Turn the lines from the one containing "What elements are" to the one containing "table-row[interactable]: 17 25", both included, into a Markdown table with the columns Number and Line, skipping blank lines and leaving out the pictures.

_ENTRIES SHOWN_:
• • • • •

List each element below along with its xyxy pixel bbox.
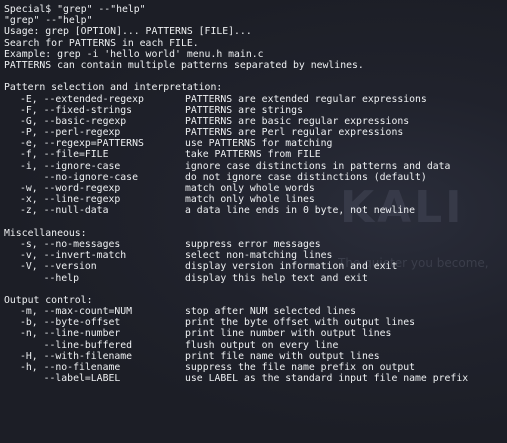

• • • • •

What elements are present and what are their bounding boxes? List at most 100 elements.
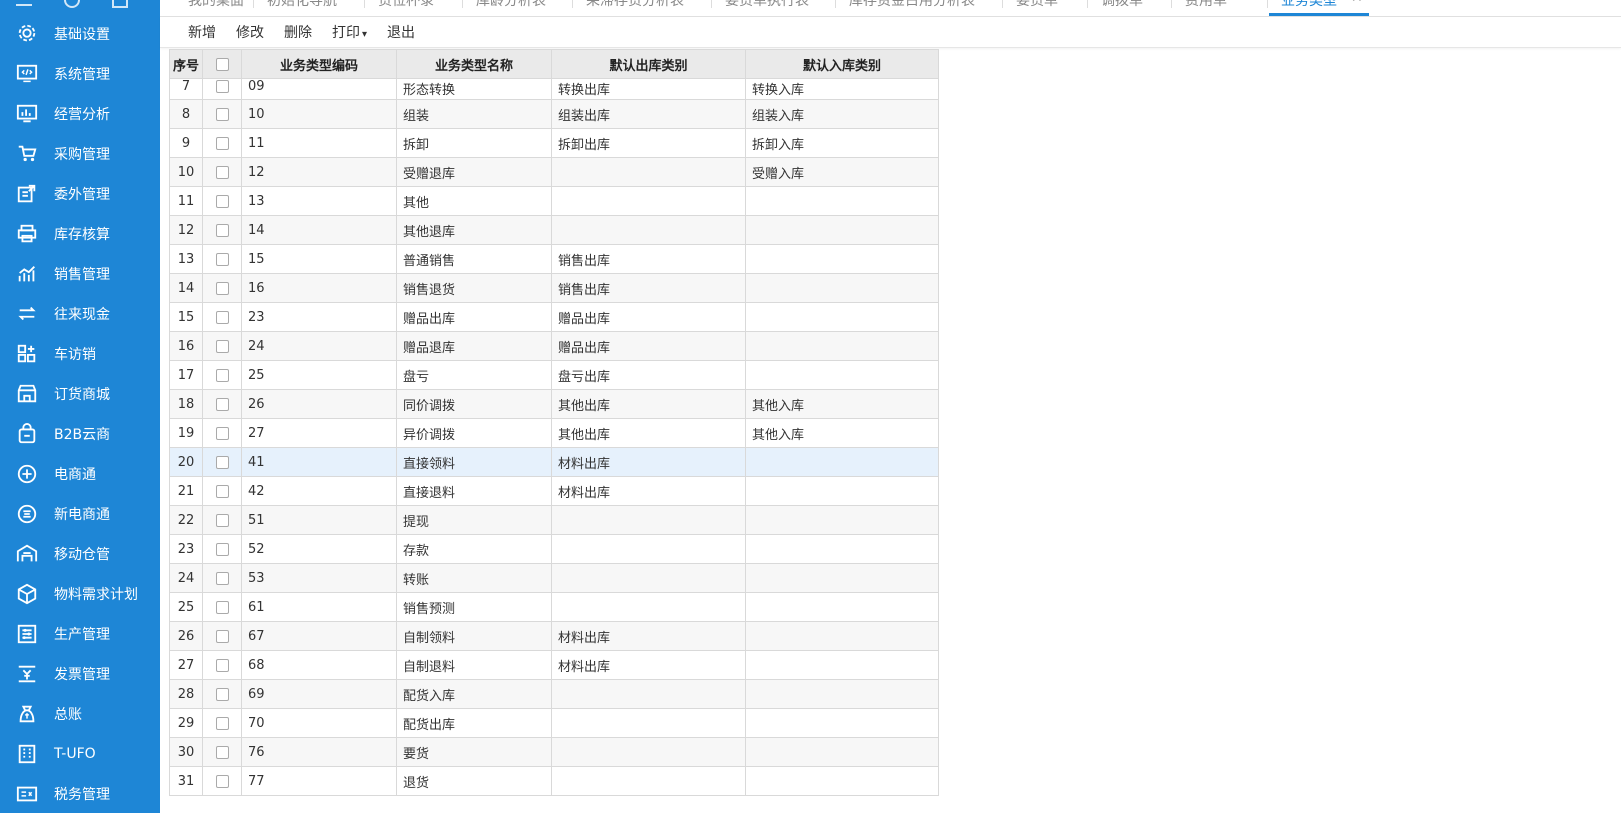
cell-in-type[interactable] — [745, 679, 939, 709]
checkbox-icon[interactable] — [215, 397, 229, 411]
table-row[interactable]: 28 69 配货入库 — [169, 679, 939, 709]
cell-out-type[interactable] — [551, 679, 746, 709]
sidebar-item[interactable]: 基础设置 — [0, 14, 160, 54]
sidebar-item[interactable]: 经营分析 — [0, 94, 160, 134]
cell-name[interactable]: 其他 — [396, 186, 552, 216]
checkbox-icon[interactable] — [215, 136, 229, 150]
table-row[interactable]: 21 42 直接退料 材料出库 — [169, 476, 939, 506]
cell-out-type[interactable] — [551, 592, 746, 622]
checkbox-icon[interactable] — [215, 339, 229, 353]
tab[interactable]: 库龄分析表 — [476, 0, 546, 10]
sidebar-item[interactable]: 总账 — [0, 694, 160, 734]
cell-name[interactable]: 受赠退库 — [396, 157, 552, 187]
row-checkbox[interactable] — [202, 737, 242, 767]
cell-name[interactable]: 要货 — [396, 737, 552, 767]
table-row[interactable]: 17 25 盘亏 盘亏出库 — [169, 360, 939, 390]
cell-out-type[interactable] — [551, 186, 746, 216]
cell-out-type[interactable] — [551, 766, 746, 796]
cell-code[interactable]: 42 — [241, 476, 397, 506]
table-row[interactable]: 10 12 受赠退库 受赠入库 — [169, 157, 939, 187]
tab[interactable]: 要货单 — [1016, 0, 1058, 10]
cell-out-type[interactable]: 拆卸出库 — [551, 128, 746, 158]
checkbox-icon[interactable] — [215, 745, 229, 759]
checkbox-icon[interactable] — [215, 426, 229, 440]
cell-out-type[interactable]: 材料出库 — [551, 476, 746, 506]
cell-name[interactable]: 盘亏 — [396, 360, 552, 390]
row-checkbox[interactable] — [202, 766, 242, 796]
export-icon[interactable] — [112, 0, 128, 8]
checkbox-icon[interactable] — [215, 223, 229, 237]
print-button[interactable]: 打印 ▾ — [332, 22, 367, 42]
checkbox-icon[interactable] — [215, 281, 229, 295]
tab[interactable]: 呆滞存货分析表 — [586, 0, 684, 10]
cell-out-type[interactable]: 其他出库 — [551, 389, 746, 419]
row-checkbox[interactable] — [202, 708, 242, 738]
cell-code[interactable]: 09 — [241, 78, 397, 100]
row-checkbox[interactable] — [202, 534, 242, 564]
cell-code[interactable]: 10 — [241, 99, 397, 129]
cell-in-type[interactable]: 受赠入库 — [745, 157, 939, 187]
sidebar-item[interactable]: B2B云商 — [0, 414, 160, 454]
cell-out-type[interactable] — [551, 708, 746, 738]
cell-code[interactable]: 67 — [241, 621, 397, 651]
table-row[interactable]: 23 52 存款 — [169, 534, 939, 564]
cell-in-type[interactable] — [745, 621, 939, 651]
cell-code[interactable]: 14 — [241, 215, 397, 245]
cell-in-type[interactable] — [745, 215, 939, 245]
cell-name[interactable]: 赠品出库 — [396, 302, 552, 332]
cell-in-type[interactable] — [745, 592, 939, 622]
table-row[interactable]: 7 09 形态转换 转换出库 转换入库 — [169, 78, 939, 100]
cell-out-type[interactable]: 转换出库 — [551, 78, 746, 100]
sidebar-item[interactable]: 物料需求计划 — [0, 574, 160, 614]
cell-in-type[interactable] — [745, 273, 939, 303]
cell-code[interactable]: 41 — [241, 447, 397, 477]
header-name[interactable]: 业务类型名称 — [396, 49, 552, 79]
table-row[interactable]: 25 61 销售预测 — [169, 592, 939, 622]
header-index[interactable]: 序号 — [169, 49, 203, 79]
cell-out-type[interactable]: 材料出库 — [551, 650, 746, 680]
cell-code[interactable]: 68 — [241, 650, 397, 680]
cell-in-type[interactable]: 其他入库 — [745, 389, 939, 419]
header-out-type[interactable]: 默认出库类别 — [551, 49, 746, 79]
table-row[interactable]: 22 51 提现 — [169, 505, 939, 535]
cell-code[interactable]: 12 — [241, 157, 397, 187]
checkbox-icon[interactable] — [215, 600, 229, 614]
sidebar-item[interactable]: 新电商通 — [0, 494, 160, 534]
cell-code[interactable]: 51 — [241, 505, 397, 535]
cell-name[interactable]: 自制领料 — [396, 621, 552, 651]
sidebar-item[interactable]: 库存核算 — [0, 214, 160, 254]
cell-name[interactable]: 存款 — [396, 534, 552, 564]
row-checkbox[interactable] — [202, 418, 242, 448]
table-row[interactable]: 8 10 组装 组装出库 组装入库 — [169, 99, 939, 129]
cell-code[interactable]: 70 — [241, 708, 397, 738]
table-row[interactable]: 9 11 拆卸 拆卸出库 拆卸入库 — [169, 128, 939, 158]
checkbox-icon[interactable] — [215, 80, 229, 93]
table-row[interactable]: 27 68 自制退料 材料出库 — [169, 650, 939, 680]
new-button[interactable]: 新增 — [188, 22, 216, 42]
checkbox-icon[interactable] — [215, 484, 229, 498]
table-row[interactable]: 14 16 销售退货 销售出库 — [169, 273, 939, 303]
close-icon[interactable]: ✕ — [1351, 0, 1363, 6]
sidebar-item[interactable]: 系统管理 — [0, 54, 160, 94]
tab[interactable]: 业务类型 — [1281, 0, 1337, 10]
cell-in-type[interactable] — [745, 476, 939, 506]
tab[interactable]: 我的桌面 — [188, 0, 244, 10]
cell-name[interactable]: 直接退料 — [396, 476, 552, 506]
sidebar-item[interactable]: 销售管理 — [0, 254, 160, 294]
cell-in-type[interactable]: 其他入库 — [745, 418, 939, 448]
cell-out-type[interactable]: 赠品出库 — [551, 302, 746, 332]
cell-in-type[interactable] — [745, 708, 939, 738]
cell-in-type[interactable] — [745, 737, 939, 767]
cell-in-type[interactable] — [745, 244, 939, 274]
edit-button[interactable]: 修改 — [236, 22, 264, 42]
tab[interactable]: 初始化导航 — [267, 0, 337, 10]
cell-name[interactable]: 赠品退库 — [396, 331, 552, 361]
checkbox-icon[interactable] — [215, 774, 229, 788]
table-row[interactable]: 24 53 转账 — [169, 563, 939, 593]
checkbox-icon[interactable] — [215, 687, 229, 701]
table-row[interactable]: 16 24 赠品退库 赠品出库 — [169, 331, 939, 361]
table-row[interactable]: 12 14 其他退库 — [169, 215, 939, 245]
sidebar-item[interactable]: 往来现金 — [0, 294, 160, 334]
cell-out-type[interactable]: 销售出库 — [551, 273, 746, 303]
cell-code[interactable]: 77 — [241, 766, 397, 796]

• • • • •

_THE ANSWER_:
| Number | Line |
|---|---|
| 1 | What elements are present and what are their bounding boxes? List at most 100 elements. |
| 2 | cell-in-type[interactable] — [745, 679, 939, 709] |
| 3 | checkbox-icon[interactable] — [215, 397, 229, 411] |
| 4 | table-row[interactable]: 28 69 配货入库 — [169, 679, 939, 709] |
| 5 | cell-out-type[interactable] — [551, 679, 746, 709] |
| 6 | sidebar-item[interactable]: 基础设置 — [0, 14, 160, 54] |
| 7 | sidebar-item[interactable]: 经营分析 — [0, 94, 160, 134] |
| 8 | cell-name[interactable]: 其他 — [396, 186, 552, 216] |
| 9 | checkbox-icon[interactable] — [215, 136, 229, 150] |
| 10 | table-row[interactable]: 21 42 直接退料 材料出库 — [169, 476, 939, 506] |
| 11 | cell-out-type[interactable] — [551, 592, 746, 622] |
| 12 | checkbox-icon[interactable] — [215, 339, 229, 353] |
| 13 | tab[interactable]: 库龄分析表 — [476, 0, 546, 10] |
| 14 | sidebar-item[interactable]: 总账 — [0, 694, 160, 734] |
| 15 | cell-name[interactable]: 受赠退库 — [396, 157, 552, 187] |
| 16 | row-checkbox[interactable] — [202, 737, 242, 767] |
| 17 | cell-name[interactable]: 要货 — [396, 737, 552, 767] |
| 18 | table-row[interactable]: 17 25 盘亏 盘亏出库 — [169, 360, 939, 390] |